▶ Text section
════════════════

The question of why your display doesn't just output linear colors is more interesting. Small differences in dark colors are more easily perceived than differences in lighter colors, so it's useful to spend more encoding space on the low end. With more bits, you could use linear colors throughout, but all color data would take up proportionally more memory. It ends up more efficient to just decode from sRGB, do your computation, and encode into sRGB again each time.

Modern graphics APIs can automate this sRGB coding for you by letting you specify an sRGB format for textures: each time you read from an sRGB texture, the system will decode the color into linear space, and all writes will automatically encode back into sRGB.

1 comments

WebGL + GLSL should already adjust this for you, giving a linear colorspace. Notice that 'unadjusted' actually looks correct (at least on my browser, Chrome @ Linux).
Should as in "it would be nice"? Maybe.

Should as in it does already and this sort of thing is unnecessary? Definitely not. Hence EXT_sRGB.

Should as in "I believe WebGL + GLSL already does this by default, it does at least on my machine".
This would be in violation of the standard (in a way that would cause a lot of things to render wrong -- anybody who was rendering correctly would now be wrong!), and also it isn't practical in most cases.

It's a common misconception that this is taken care of for you by <platform X>, but it basically never is. I'm positive this is the case for WebGL.

Linear is not a colourspace.

It is an attribute of a properly defined encoding model. Further, there are two forms of linear display linear and scene linear, which are fundamentally essential to grasp for rendering approaches.

See ISO 22028-1:2004 for a discussion of terms.

> Linear is not a colourspace.

I never said so. I said it gives >> a << linear colorspace. There are many such color spaces. Some are linear in different aspects (better at close or far away colors), and some only preserve some aspects (linear in brightness, or chroma, etc). I didn't intend to fully go into color theory.

I'm not even certain how well defined the color space is, and how properly linear it is. I do know that it accounts for gamma correction though (at least on my machine).

No.

Linear is not a colour space, as a properly defined colour space, as per the ISO specification, is:

- A well defined transfer function.

- Properly described primary light chromaticities.

- Properly defined white point colour.

Where you reference "there are many such color spaces" is the issue. Linear specifically relates to the first point, and even that doesn't properly describe whether one is speaking of display linear or scene linear.

The other points relate to perceptually uniform discussions, which would be a misuse of the term linear.

I agree that it is not a suitable forum for color theory. “Linear” however, is a much confused subject, worthy of explanation.

Unadjusted looks correct for me in Chrome and Firefox in Fedora. I have an nvidia card so I'm not using Wayland, I'm not sure if that would make a difference.

════════════════

▶ Exercise details
Retype the sRGB and linear color discussion word for word, starting at "Linear is not a colour space, as" and ending at "or scene linear.".

▶ Recorded information
════════════════

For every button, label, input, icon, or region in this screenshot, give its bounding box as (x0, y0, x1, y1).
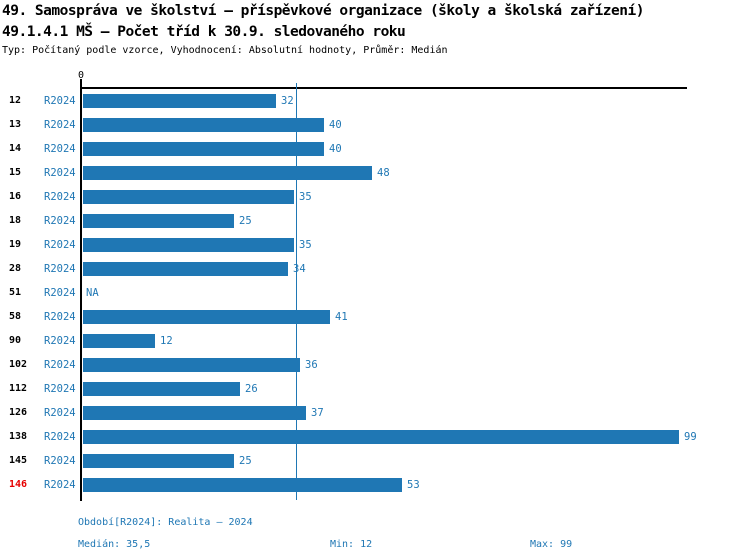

════════════════

▶ Written answer
Linear is not a colour space, as a properly defined colour space, as per the ISO specification, is:

- A well defined transfer function.

- Properly described primary light chromaticities.

- Properly defined white point colour.

Where you reference "there are many such color spaces" is the issue. Linear specifically relates to the first point, and even that doesn't properly describe whether one is speaking of display linear or scene linear.